TASK:
Please check the soap-making thread below: what kind of soap did agriffin and Mama make?

PROVIDED TEXT:
· · · · · · ·
# Mama making soap!



## agriffin (May 15, 2011)

My Mama making soap yesterday at my house.  We made her a facial soap.  Go Mama!












Recipe on my blog, www.lovinsoap.com


----------



## Scentapy (May 15, 2011)

Wow... that soap looks amazing   
Go Mama!!


----------



## chrisnkelley (May 15, 2011)

wow - that looks yum!


----------



## Relle (May 15, 2011)

Good to know the family is in on it.  She'll probably appreciate it more seeing that she made it with her own hands.


----------



## agriffin (May 15, 2011)

This is huge!

She wouldn't use my soap for the longest time...or if she used it she used it as hand soap.  Now she loves it and actually asks for soap!  So this was exciting!  Lol.


----------



## newbie (May 15, 2011)

A convert! Way to go, Amanda!! And good for your mom for making a batch. I can't believe she wouldn't use your soaps, especially when you are on a pedestal around here. Wait. Now what happens? Will she be giving you HER soaps?


P.S. Love the retro look in the kitchen.


----------



## JackiK (May 15, 2011)

Looks like she's really into it!!  Sure wish my mom were here.  I know she'd love making soap with me.  Enjoy every minute with her!!


----------



## agriffin (May 15, 2011)

Thanks everybody!  It was fun!  (Even though we got a cracked overheated partial gelled ashy loaf!)  LOL!


----------



## judymoody (May 15, 2011)

Are those your new molds?  How do you like them in action?

My mom passed almost 20 years ago.  But she'd have loved soapmaking.  She loved crafts of every kind.  You're lucky you still have yours and she's willing to give soaping a go.


----------



## Fubble Bath (May 15, 2011)

How wonderful! and I love your floor by the way!


----------



## MizzBee (May 16, 2011)

Soap looks great! Wonderful hobby to share together  Makes me miss my mum <3 she's been gone some time now.


----------



## BakingNana (May 16, 2011)
· · · · · · ·
PROVIDED INFORMATION:
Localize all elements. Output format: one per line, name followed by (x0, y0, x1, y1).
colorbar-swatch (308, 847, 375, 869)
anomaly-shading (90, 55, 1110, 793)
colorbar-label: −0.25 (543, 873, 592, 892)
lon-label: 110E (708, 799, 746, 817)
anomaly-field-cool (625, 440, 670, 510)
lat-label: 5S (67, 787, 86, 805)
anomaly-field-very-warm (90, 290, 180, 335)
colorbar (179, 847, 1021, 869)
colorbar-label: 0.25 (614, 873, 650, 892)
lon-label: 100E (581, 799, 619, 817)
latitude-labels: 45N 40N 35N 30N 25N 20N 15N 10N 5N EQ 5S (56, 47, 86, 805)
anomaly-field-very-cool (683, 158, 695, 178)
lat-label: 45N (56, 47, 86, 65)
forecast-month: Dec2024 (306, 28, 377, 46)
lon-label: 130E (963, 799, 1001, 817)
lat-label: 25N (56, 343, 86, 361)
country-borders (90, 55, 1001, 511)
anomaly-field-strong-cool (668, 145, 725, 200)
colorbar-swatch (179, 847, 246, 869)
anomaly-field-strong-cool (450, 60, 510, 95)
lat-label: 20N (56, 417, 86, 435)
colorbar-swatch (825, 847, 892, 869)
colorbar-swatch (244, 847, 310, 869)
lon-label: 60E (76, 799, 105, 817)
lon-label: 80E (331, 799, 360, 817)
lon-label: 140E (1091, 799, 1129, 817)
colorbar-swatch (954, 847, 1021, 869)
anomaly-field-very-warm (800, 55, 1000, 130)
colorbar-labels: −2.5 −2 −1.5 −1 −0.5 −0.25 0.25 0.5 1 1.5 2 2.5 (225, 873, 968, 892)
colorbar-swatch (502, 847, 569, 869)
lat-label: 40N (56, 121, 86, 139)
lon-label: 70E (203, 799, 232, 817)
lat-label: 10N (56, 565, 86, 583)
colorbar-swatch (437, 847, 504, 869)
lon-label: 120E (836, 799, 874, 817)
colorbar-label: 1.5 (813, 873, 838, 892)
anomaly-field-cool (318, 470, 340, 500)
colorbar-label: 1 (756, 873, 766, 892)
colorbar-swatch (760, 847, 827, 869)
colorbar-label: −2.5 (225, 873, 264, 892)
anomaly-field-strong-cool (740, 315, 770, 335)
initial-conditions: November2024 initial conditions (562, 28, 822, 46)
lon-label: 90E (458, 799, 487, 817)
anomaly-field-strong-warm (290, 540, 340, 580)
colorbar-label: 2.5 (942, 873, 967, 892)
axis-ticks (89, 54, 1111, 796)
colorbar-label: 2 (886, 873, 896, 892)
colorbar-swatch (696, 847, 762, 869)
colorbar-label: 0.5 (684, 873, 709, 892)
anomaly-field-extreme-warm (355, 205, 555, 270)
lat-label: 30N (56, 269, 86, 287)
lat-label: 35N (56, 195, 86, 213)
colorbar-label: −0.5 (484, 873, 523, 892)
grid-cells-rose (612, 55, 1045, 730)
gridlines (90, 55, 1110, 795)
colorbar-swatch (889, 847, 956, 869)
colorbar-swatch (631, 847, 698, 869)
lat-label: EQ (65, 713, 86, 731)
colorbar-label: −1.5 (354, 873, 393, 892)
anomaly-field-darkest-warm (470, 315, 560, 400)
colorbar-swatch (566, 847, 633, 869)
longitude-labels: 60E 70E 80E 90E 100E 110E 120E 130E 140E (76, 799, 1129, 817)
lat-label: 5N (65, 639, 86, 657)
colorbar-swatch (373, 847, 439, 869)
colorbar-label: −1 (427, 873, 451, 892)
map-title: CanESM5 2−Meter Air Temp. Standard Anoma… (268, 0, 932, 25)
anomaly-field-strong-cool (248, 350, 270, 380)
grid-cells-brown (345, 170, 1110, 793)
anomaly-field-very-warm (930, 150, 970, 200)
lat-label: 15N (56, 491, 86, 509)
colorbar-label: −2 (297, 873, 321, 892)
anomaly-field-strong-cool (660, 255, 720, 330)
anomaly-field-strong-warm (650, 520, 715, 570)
· · · · · · ·
RESULT OF THIS TASK:
A facial soap.